Stored items:
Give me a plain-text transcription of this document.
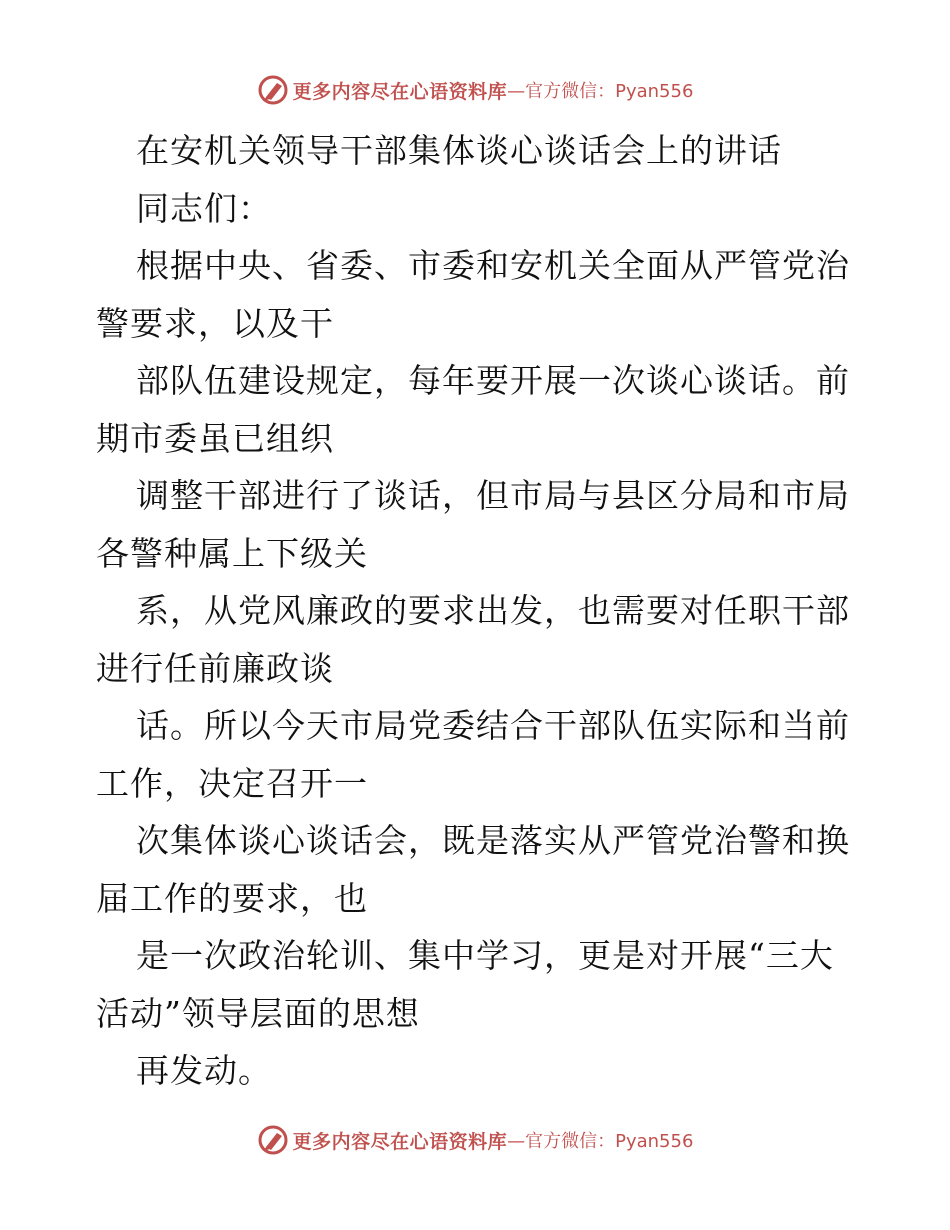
更多内容尽在心语资料库 —官方微信：Pyan556
在安机关领导干部集体谈心谈话会上的讲话
同志们：
根据中央、省委、市委和安机关全面从严管党治
警要求，以及干
部队伍建设规定，每年要开展一次谈心谈话。前
期市委虽已组织
调整干部进行了谈话，但市局与县区分局和市局
各警种属上下级关
系，从党风廉政的要求出发，也需要对任职干部
进行任前廉政谈
话。所以今天市局党委结合干部队伍实际和当前
工作，决定召开一
次集体谈心谈话会，既是落实从严管党治警和换
届工作的要求，也
是一次政治轮训、集中学习，更是对开展“三大
活动”领导层面的思想
再发动。
更多内容尽在心语资料库 —官方微信：Pyan556
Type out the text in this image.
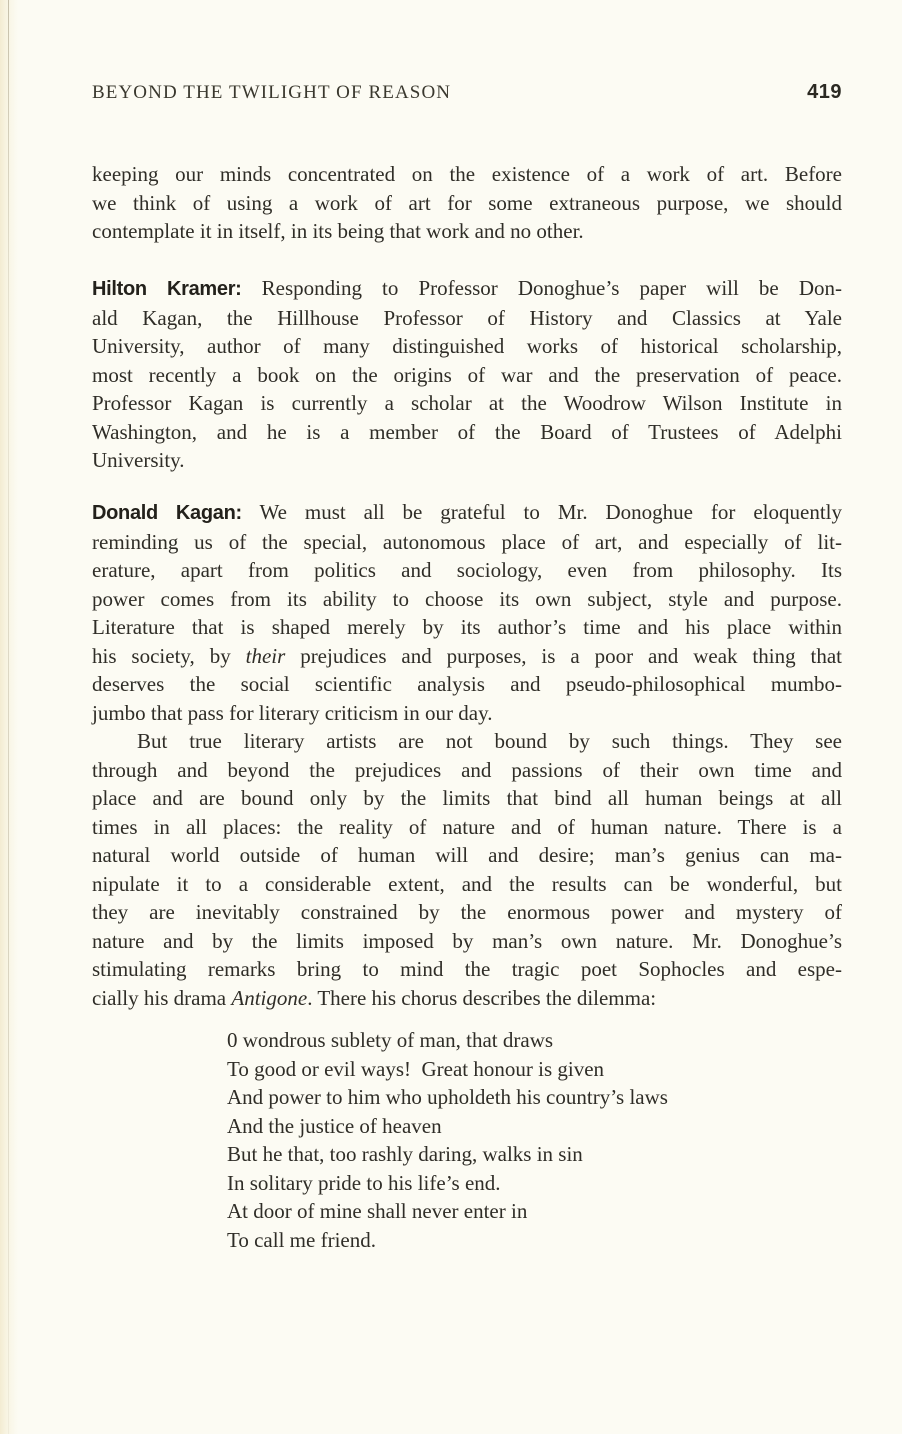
BEYOND THE TWILIGHT OF REASON	419
keeping our minds concentrated on the existence of a work of art. Before
we think of using a work of art for some extraneous purpose, we should
contemplate it in itself, in its being that work and no other.
Hilton Kramer: Responding to Professor Donoghue’s paper will be Don-
ald Kagan, the Hillhouse Professor of History and Classics at Yale
University, author of many distinguished works of historical scholarship,
most recently a book on the origins of war and the preservation of peace.
Professor Kagan is currently a scholar at the Woodrow Wilson Institute in
Washington, and he is a member of the Board of Trustees of Adelphi
University.
Donald Kagan: We must all be grateful to Mr. Donoghue for eloquently
reminding us of the special, autonomous place of art, and especially of lit-
erature, apart from politics and sociology, even from philosophy. Its
power comes from its ability to choose its own subject, style and purpose.
Literature that is shaped merely by its author’s time and his place within
his society, by their prejudices and purposes, is a poor and weak thing that
deserves the social scientific analysis and pseudo-philosophical mumbo-
jumbo that pass for literary criticism in our day.
But true literary artists are not bound by such things. They see
through and beyond the prejudices and passions of their own time and
place and are bound only by the limits that bind all human beings at all
times in all places: the reality of nature and of human nature. There is a
natural world outside of human will and desire; man’s genius can ma-
nipulate it to a considerable extent, and the results can be wonderful, but
they are inevitably constrained by the enormous power and mystery of
nature and by the limits imposed by man’s own nature. Mr. Donoghue’s
stimulating remarks bring to mind the tragic poet Sophocles and espe-
cially his drama Antigone. There his chorus describes the dilemma:
0 wondrous sublety of man, that draws
To good or evil ways!  Great honour is given
And power to him who upholdeth his country’s laws
And the justice of heaven
But he that, too rashly daring, walks in sin
In solitary pride to his life’s end.
At door of mine shall never enter in
To call me friend.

DIRECTIONS FOR THIS TASK
Sift through the entries and copy every line with "that".

THE SOLUTION
contemplate it in itself, in its being that work and no other.
Literature that is shaped merely by its author’s time and his place within
his society, by their prejudices and purposes, is a poor and weak thing that
jumbo that pass for literary criticism in our day.
place and are bound only by the limits that bind all human beings at all
0 wondrous sublety of man, that draws
But he that, too rashly daring, walks in sin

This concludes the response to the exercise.